Con ellos en el curso otoñal, septiembre de 1984, el profesor sevillano, y gran aficionado taurino, don Pedro Romero de Solís, dió una magistral lección en la Universidad Menéndez Pelayo, en Sevilla.
Todavía permaneció Ignacio en Nueva York, armonizando las canciones , que la Argentinita, con el duende de sus pies y los repiques de sus dedos, grabaría para la Voz de su Amo y que se integrarían en el espectáculo de las Calles de Cádiz, Los cuatro muleros, Los peregrinitos, El Café de Chinitas, Debajo de la hoja, Ignacio volvía a España contento con esos números bajo el brazo.
Se dijo que Sánchez Mejías, paradójico y poco transparente siempre de sus pensamientos, tiene en esta época de su vida la amargura de no captar una aureola como poeta, pero que esa tristeza no la exhibe y que en silencio que se ha impuesto lo hace aparecer con excesiva sequedad cuando se comentan temas literarios, a los cuales él es muy aficionado.
Lo curioso es que un hombre que todas las tardes que se vistió de torero tuvo el valor de jugarse la vida en las Plazas, se mostrara tan tímido y tan acobardado para hacer circular los versos que escribe. No quiere darlos a conocer sino a los amigos más cercanos a él, a sus contertulios de cada tarde y a quienes sabe que no van a divulgar demasiado su ilusión de ser poeta.

________________________

_Orden de trabajo 1_: Transcribe el fragmento del texto sobre Sánchez Mejías comprendido entre "Se dijo que" y "es muy aficionado.", ambos inclusive, cambiando "amargura" por "pesadumbre".
_Orden de trabajo 2_: Escribe la continuación del texto sobre Sánchez Mejías a partir de su última oración.

[Entradas de datos recopiladas]
________________________

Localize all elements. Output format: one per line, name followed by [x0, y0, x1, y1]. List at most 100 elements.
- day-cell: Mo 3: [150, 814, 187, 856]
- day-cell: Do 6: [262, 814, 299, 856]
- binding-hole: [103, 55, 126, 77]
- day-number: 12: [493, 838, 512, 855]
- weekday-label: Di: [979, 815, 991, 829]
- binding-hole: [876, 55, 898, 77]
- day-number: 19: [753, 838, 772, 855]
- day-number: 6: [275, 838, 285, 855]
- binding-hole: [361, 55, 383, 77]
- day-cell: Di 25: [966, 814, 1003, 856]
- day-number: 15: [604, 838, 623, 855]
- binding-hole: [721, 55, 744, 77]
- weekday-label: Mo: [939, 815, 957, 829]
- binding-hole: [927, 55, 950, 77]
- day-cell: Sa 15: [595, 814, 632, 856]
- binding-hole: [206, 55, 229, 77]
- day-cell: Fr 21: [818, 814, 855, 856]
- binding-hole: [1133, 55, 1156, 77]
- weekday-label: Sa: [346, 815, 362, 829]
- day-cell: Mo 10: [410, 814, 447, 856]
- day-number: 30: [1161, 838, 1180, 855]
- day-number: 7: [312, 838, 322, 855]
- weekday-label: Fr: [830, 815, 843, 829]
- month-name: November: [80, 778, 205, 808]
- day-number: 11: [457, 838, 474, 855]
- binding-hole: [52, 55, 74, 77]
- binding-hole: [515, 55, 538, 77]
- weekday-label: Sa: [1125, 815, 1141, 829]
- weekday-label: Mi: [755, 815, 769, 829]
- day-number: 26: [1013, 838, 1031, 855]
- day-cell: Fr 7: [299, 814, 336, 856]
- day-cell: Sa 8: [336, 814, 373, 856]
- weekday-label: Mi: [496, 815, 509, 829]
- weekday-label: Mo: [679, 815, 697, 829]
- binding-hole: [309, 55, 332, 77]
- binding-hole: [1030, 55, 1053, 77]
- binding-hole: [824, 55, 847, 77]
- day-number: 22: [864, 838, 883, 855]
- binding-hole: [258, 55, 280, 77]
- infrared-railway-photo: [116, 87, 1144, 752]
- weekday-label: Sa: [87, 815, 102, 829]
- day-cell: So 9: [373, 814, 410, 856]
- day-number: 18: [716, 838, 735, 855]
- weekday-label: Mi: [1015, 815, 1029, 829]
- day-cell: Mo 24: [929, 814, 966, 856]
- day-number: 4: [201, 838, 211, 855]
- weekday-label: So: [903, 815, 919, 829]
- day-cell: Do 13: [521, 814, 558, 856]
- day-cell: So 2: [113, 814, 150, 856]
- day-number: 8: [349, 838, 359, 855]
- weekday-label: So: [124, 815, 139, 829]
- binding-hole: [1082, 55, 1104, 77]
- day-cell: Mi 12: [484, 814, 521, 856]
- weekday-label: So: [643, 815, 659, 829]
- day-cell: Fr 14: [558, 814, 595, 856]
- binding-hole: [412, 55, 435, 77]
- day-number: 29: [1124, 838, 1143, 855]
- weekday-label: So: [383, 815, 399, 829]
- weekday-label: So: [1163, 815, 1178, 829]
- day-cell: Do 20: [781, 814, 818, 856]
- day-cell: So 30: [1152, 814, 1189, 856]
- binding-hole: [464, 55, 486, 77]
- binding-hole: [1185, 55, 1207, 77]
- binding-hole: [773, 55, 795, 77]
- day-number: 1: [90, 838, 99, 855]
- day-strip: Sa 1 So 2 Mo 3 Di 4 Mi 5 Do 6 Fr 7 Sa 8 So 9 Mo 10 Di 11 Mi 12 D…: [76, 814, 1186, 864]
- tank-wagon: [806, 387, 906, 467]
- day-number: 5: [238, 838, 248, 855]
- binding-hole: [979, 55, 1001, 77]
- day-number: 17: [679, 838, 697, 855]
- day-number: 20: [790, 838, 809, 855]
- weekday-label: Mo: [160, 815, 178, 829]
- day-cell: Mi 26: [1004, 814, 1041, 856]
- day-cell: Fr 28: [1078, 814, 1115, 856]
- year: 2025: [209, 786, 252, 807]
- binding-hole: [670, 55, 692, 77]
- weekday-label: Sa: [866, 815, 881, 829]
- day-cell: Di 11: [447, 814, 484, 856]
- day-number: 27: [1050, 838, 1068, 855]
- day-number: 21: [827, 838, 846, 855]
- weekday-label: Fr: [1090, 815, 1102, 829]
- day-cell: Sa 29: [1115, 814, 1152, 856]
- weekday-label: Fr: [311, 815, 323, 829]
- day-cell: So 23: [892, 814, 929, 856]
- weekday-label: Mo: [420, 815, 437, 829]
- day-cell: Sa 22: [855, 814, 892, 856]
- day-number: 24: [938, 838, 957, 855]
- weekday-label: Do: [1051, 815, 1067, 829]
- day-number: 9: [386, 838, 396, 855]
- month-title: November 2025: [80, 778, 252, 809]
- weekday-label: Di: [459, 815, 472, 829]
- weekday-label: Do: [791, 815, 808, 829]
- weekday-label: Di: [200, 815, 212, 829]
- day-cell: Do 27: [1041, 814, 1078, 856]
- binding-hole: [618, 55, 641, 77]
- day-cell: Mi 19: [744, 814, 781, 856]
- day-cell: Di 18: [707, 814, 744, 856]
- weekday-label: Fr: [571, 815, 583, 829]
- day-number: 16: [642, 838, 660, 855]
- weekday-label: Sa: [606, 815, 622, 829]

________________________

_Respuesta escrita 1_:
Se dijo que Sánchez Mejías, paradójico y poco transparente siempre de sus pensamientos, tiene en esta época de su vida la pesadumbre de no captar una aureola como poeta, pero que esa tristeza no la exhibe y que en silencio que se ha impuesto lo hace aparecer con excesiva sequedad cuando se comentan temas literarios, a los cuales él es muy aficionado.

_Respuesta escrita 2_:
Todos le animan a que publique sus versos. Los jovenes poetas con quienes se reune asiduamente, le dan grandes alientos para la romántica empresa de publicar un libro de versos ; pero Ignacio se estremece sólo de pensarlo. Cree que sus versos son muy malos. Y teme que se le reprochen y se le satiricen y se le hagan un coro de burlas encadenadas, según frase de él mismo ante un editor que también lo anima a que publique sus versos.
Otra paradoja de Ignacio es la de sus altos en los proyectos literarios para hablar de negocios. Son cambios bruscos en sus afanes. De repente, da de lado a la tarea de escritor, de la que hablaba horas antes con aguerrido entusiasmo, para explicar unos negocios en los que ha pensado y que le exigirán una actividad grande y unas ausencias prolongadas. Y, poco después, vuelve a mostrarse atento a su labor literaria, y a planear nuevas comedias, y a discutir apasionadamente de versos y de autores.
Dentro del capítulo de la vida sentimental de Ignacio, dejando claro el respeto que merecen los protagonistas de la historia, no se descubre ningún secreto al señalar cómo el matrimonio del torero y de Dolores Gómez Ortega apenas resistió, dos o tres años como unión apasionada.
Al fallar la comunicación afectiva entre los dos, quedó en atención a sus hijos habidos, José y María Teresa, que le aplicaban el cariñoso sobrenombre de Piruja, así permitía a la pareja comportarse sin estridencias ni hostilidades ante los amigos y conocidos en las reuniones sociales celebradas en Pino Montano, residencia del torero, situada al borde de la vieja carretera de Carmona, en la vecindad del manicomio de Miraflores.
A comienzos de la década de los treinta, la mansión del entonces exdiestro, cargada de recuerdos de su carrera taurina, era centro de reunión de la gente más dispar :
ganaderos, escritores, taurinos, labradores, cantaores.
En 1932, la mujer de Ignacio, era una gitana de buen ver y hermana del famoso torero Joselito. Bien educada, digna, profundamente enamorada de Ignacio.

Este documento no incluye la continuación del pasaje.